WHAT YOU ARE ASKED TO DO –
Give every line from the entries that contains "Received".

RECORDS PROVIDED –
Start

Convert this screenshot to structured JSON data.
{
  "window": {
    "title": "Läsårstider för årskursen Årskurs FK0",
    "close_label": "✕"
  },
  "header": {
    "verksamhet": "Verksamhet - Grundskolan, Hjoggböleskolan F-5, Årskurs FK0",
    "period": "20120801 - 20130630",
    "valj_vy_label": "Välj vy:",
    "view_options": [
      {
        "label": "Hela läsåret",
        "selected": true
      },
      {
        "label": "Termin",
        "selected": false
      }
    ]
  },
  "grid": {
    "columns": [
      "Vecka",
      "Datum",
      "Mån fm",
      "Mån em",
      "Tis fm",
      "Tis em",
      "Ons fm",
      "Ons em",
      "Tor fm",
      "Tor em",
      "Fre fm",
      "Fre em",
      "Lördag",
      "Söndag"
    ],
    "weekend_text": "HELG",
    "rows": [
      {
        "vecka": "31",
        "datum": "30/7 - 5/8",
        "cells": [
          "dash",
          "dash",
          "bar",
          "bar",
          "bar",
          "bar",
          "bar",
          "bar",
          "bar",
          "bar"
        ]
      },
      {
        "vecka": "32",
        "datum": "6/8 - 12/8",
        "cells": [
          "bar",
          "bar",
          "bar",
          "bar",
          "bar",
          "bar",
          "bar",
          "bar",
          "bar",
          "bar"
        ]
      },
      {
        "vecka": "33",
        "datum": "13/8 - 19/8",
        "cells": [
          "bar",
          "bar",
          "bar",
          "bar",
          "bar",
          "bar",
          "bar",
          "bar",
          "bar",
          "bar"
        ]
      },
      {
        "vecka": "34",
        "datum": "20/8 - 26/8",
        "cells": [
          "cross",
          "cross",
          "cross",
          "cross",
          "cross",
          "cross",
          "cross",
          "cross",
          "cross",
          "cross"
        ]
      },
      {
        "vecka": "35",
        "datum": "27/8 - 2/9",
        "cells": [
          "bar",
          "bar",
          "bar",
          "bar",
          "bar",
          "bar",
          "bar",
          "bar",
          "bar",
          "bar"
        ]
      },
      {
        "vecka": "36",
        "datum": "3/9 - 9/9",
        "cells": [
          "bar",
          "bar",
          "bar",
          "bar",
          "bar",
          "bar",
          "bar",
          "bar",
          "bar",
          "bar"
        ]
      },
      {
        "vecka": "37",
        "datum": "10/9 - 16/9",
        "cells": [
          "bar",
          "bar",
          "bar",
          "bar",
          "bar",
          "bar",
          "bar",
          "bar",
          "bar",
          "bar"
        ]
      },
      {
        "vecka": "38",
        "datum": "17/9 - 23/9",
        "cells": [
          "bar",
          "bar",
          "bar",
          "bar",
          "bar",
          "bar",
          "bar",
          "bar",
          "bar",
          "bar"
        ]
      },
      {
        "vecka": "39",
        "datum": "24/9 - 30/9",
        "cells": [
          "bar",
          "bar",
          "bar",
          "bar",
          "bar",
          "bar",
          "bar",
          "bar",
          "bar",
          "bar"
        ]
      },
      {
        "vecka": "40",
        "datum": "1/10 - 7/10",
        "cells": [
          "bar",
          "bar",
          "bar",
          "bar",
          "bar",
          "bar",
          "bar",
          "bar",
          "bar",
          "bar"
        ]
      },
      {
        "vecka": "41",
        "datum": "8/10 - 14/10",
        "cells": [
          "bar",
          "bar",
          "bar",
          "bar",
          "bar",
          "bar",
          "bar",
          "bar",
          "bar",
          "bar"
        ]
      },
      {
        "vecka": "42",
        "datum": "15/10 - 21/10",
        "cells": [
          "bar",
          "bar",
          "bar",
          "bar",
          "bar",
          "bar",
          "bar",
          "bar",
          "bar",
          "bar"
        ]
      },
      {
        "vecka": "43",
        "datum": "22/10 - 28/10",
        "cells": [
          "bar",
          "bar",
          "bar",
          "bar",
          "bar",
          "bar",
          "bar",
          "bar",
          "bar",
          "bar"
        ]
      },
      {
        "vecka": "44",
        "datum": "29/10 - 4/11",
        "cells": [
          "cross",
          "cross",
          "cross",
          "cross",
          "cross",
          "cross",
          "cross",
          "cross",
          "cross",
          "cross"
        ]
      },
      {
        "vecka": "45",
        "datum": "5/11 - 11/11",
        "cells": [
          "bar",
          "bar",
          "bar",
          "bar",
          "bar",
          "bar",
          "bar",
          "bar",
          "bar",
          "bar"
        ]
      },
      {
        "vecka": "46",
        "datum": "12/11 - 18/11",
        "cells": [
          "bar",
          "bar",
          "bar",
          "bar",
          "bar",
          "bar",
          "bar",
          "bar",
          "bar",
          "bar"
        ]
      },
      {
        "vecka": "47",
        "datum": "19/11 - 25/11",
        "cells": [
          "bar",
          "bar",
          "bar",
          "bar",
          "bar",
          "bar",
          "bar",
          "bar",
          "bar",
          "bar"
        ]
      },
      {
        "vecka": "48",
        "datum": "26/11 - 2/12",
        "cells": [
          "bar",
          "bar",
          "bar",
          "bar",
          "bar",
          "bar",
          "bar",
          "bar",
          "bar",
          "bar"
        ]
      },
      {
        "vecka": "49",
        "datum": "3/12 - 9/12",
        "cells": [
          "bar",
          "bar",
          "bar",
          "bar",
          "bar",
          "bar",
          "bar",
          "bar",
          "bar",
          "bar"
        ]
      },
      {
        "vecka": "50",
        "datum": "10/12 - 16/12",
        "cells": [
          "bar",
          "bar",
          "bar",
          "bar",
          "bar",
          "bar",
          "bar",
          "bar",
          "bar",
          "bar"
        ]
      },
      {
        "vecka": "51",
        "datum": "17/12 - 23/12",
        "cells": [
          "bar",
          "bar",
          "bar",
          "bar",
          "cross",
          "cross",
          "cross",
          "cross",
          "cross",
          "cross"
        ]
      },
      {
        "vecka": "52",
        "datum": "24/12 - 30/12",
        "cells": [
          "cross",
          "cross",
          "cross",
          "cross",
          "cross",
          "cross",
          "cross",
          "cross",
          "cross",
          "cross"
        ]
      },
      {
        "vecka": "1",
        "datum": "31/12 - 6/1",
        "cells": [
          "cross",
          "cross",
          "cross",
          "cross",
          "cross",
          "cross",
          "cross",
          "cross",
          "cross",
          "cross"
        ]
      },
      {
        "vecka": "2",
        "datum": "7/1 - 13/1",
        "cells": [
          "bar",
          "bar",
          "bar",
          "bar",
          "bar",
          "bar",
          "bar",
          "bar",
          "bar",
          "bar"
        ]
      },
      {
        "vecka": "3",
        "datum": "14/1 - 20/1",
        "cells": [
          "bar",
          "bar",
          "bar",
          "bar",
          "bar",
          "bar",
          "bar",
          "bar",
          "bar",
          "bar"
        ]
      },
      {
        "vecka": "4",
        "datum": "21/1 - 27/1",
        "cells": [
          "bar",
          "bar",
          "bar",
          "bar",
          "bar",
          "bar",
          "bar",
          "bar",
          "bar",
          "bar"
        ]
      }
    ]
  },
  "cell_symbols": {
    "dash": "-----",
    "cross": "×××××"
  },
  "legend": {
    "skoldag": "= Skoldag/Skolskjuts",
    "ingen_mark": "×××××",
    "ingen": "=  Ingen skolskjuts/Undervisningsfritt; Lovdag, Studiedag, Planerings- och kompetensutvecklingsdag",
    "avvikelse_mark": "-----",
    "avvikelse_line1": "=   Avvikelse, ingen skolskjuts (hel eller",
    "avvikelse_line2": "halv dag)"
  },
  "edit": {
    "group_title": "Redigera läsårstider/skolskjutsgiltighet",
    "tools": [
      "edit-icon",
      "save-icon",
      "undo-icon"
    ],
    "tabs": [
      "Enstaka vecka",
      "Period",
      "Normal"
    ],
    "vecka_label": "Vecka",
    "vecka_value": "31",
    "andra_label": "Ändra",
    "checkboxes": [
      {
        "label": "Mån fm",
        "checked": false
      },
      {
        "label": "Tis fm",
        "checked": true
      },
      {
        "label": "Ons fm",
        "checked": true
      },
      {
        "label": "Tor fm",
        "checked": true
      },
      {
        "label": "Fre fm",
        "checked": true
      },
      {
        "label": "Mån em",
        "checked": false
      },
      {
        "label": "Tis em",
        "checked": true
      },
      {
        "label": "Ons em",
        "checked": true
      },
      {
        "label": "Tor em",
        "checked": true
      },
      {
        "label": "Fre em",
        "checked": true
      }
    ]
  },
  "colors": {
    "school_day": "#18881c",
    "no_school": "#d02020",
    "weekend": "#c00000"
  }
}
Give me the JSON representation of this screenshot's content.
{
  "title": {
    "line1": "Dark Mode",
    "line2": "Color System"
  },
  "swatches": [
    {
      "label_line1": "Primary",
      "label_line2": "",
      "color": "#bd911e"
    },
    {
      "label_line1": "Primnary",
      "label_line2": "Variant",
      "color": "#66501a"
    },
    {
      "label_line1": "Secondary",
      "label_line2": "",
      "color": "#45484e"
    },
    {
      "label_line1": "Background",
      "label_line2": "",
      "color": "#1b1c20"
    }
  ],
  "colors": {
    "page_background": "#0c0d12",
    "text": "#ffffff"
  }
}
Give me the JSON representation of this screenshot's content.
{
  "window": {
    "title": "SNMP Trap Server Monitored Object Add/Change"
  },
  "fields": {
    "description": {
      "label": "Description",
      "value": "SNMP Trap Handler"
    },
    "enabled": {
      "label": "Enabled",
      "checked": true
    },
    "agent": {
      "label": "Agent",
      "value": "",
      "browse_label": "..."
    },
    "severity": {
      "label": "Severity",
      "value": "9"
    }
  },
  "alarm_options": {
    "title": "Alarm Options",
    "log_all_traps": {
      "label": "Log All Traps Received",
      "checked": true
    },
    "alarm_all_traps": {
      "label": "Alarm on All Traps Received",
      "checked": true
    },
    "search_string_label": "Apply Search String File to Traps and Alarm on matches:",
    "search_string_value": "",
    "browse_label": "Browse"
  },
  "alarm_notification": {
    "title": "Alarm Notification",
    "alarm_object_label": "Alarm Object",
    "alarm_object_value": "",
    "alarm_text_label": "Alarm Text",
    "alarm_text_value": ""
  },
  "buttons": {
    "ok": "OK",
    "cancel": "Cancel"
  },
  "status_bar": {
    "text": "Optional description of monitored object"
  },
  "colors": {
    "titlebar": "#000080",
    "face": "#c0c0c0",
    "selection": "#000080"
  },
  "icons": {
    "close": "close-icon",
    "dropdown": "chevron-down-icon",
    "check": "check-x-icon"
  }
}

End

ANSWER FOR THIS EXERCISE –
      "label": "Log All Traps Received",
      "label": "Alarm on All Traps Received",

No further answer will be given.